▸ To be done:
Can you reproduce the rows starting with the line containing "user-list-item[interactable]: AC Andrew" and running through the line containing "bar-chart-icon (15, 95, 35, 111)", swapping "sidebar-item" for "nav-item" and keeping all else the same?
□ □ □ □ □
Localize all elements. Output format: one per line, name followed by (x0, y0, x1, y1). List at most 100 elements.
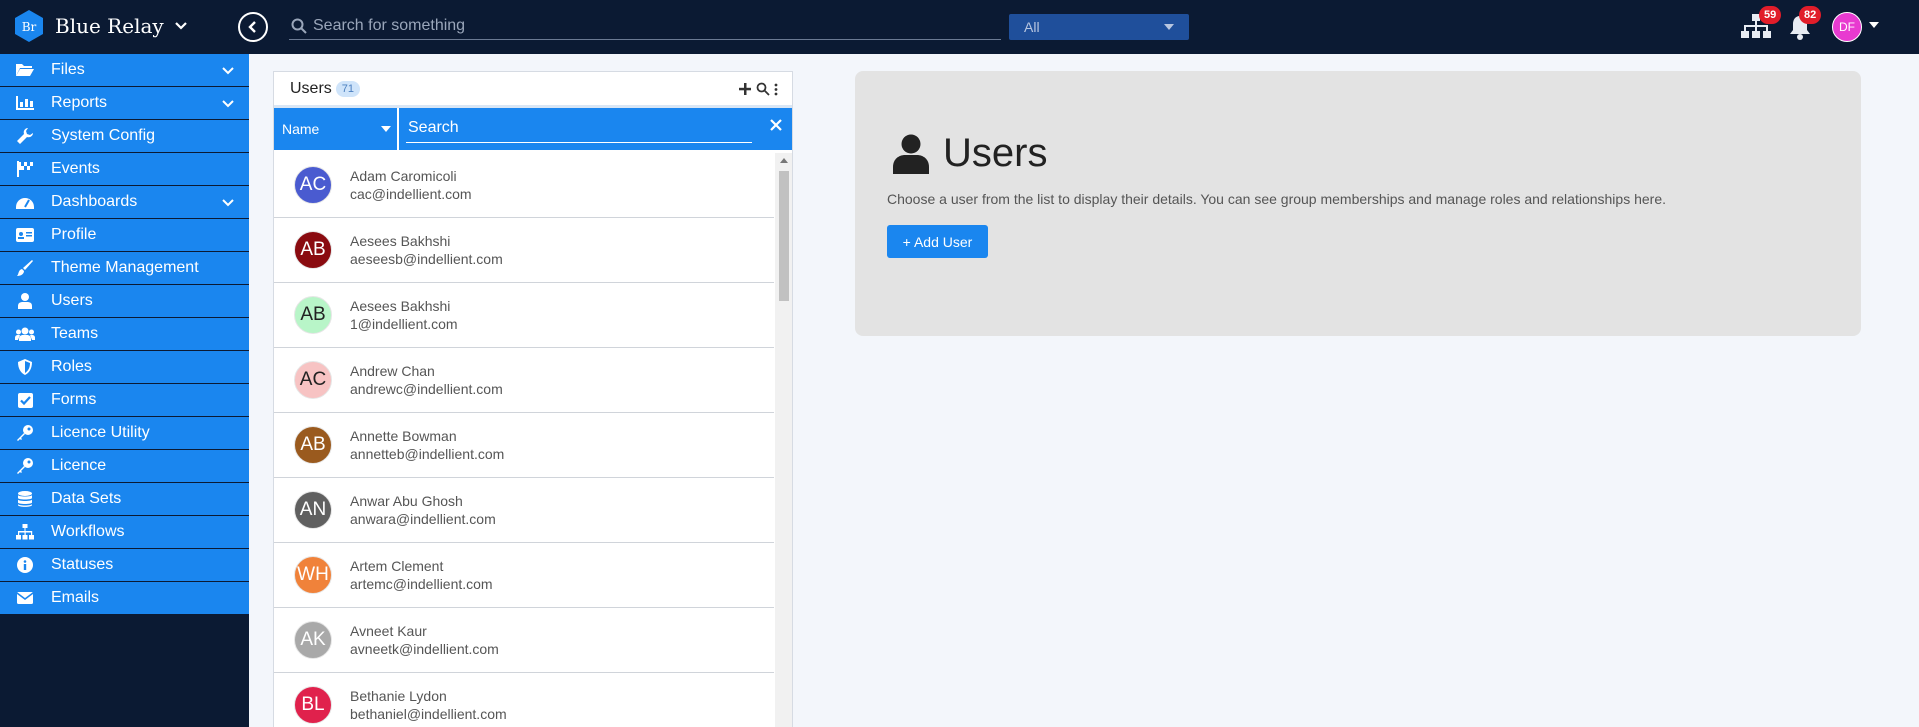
user-list-item[interactable]: AC Andrew Chan andrewc@indellient.com (274, 348, 774, 413)
global-search-input[interactable] (289, 16, 1001, 35)
sidebar-item-statuses[interactable]: Statuses (0, 549, 249, 582)
sidebar-item-licence[interactable]: Licence (0, 450, 249, 483)
caret-down-icon[interactable] (1869, 22, 1879, 28)
avatar: AB (294, 296, 332, 334)
user-avatar-button[interactable]: DF (1832, 12, 1862, 42)
sidebar-item-teams[interactable]: Teams (0, 318, 249, 351)
sitemap-icon (15, 524, 35, 540)
bar-chart-icon (15, 95, 35, 111)
user-list-item[interactable]: AB Aesees Bakhshi 1@indellient.com (274, 283, 774, 348)
sidebar-item-files[interactable]: Files (0, 54, 249, 87)
chevron-down-icon (222, 199, 234, 207)
users-list-scrollbar[interactable] (775, 153, 792, 727)
user-initials: DF (1839, 20, 1855, 34)
user-email: aeseesb@indellient.com (350, 251, 503, 267)
user-list-item[interactable]: AK Avneet Kaur avneetk@indellient.com (274, 608, 774, 673)
sidebar-item-label: Data Sets (51, 490, 122, 507)
notifications-badge: 82 (1799, 6, 1822, 24)
detail-description: Choose a user from the list to display t… (887, 191, 1667, 207)
sidebar: Files Reports System Config Events Dashboard… (0, 54, 249, 727)
search-scope-value: All (1024, 19, 1040, 35)
sidebar-item-theme-management[interactable]: Theme Management (0, 252, 249, 285)
user-email: andrewc@indellient.com (350, 381, 503, 397)
user-list-item[interactable]: AN Anwar Abu Ghosh anwara@indellient.com (274, 478, 774, 543)
users-panel: Users 71 Name AC Adam Caromicoli cac@indel… (273, 71, 793, 727)
id-card-icon (15, 227, 35, 243)
user-list-item[interactable]: WH Artem Clement artemc@indellient.com (274, 543, 774, 608)
sidebar-item-licence-utility[interactable]: Licence Utility (0, 417, 249, 450)
sidebar-item-users[interactable]: Users (0, 285, 249, 318)
user-list-item[interactable]: AB Annette Bowman annetteb@indellient.com (274, 413, 774, 478)
key-icon (15, 458, 35, 474)
sidebar-item-forms[interactable]: Forms (0, 384, 249, 417)
user-name: Adam Caromicoli (350, 168, 457, 184)
gauge-icon (15, 194, 35, 210)
user-email: artemc@indellient.com (350, 576, 493, 592)
envelope-icon (15, 590, 35, 606)
add-icon[interactable] (738, 82, 752, 96)
sidebar-item-roles[interactable]: Roles (0, 351, 249, 384)
network-badge: 59 (1759, 6, 1782, 24)
user-email: anwara@indellient.com (350, 511, 496, 527)
global-search (289, 12, 1001, 40)
users-list: AC Adam Caromicoli cac@indellient.com AB Aes… (274, 153, 774, 727)
brand-logo-icon: Br (15, 10, 43, 42)
avatar-initials: AC (299, 174, 327, 195)
scroll-up-icon[interactable] (780, 158, 788, 163)
user-email: annetteb@indellient.com (350, 446, 505, 462)
sidebar-item-data-sets[interactable]: Data Sets (0, 483, 249, 516)
sidebar-item-label: Profile (51, 226, 97, 243)
avatar-initials: WH (297, 564, 329, 585)
users-count-badge: 71 (335, 80, 361, 97)
avatar-initials: AB (300, 239, 326, 260)
user-list-item[interactable]: AC Adam Caromicoli cac@indellient.com (274, 153, 774, 218)
sidebar-item-label: Roles (51, 358, 92, 375)
collapse-sidebar-button[interactable] (238, 12, 268, 42)
scroll-thumb[interactable] (779, 171, 789, 301)
caret-down-icon (1164, 24, 1174, 30)
user-list-item[interactable]: AB Aesees Bakhshi aeseesb@indellient.com (274, 218, 774, 283)
svg-text:Br: Br (22, 20, 37, 34)
chevron-down-icon (222, 67, 234, 75)
sidebar-item-label: System Config (51, 127, 156, 144)
sidebar-item-label: Licence (51, 457, 107, 474)
users-search-input[interactable] (406, 115, 752, 141)
user-name: Aesees Bakhshi (350, 298, 451, 314)
sidebar-item-workflows[interactable]: Workflows (0, 516, 249, 549)
more-vertical-icon[interactable] (774, 82, 778, 96)
caret-down-icon (381, 126, 391, 132)
sidebar-item-label: Workflows (51, 523, 125, 540)
user-name: Bethanie Lydon (350, 688, 447, 704)
close-icon[interactable] (770, 119, 782, 131)
sidebar-item-label: Statuses (51, 556, 114, 573)
sidebar-item-events[interactable]: Events (0, 153, 249, 186)
sidebar-item-emails[interactable]: Emails (0, 582, 249, 615)
sidebar-item-label: Files (51, 61, 85, 78)
chevron-down-icon (222, 100, 234, 108)
search-scope-select[interactable]: All (1009, 14, 1189, 40)
sidebar-item-label: Reports (51, 94, 108, 111)
avatar-initials: BL (301, 694, 325, 715)
folder-open-icon (15, 62, 35, 78)
sidebar-item-system-config[interactable]: System Config (0, 120, 249, 153)
avatar-initials: AC (299, 369, 327, 390)
user-email: cac@indellient.com (350, 186, 472, 202)
user-detail-placeholder: Users Choose a user from the list to dis… (855, 71, 1861, 336)
search-icon[interactable] (756, 82, 770, 96)
avatar-initials: AB (300, 304, 326, 325)
users-panel-header: Users 71 (274, 72, 792, 108)
paint-brush-icon (15, 260, 35, 276)
user-name: Anwar Abu Ghosh (350, 493, 463, 509)
user-email: avneetk@indellient.com (350, 641, 499, 657)
shield-icon (15, 359, 35, 375)
sidebar-item-reports[interactable]: Reports (0, 87, 249, 120)
add-user-button[interactable]: + Add User (887, 225, 988, 258)
sidebar-item-profile[interactable]: Profile (0, 219, 249, 252)
users-panel-title: Users (290, 79, 332, 97)
filter-field-select[interactable]: Name (274, 108, 399, 150)
brand-menu[interactable]: Br Blue Relay (12, 9, 188, 43)
filter-field-value: Name (282, 121, 320, 137)
user-list-item[interactable]: BL Bethanie Lydon bethaniel@indellient.com (274, 673, 774, 727)
users-icon (15, 326, 35, 342)
sidebar-item-dashboards[interactable]: Dashboards (0, 186, 249, 219)
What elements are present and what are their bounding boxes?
□ □ □ □ □
▸ Solution to the exercise:
user-list-item[interactable]: AC Andrew Chan andrewc@indellient.com (274, 348, 774, 413)
global-search-input[interactable] (289, 16, 1001, 35)
nav-item-statuses[interactable]: Statuses (0, 549, 249, 582)
nav-item-licence[interactable]: Licence (0, 450, 249, 483)
caret-down-icon[interactable] (1869, 22, 1879, 28)
avatar: AB (294, 296, 332, 334)
user-avatar-button[interactable]: DF (1832, 12, 1862, 42)
nav-item-teams[interactable]: Teams (0, 318, 249, 351)
sitemap-icon (15, 524, 35, 540)
bar-chart-icon (15, 95, 35, 111)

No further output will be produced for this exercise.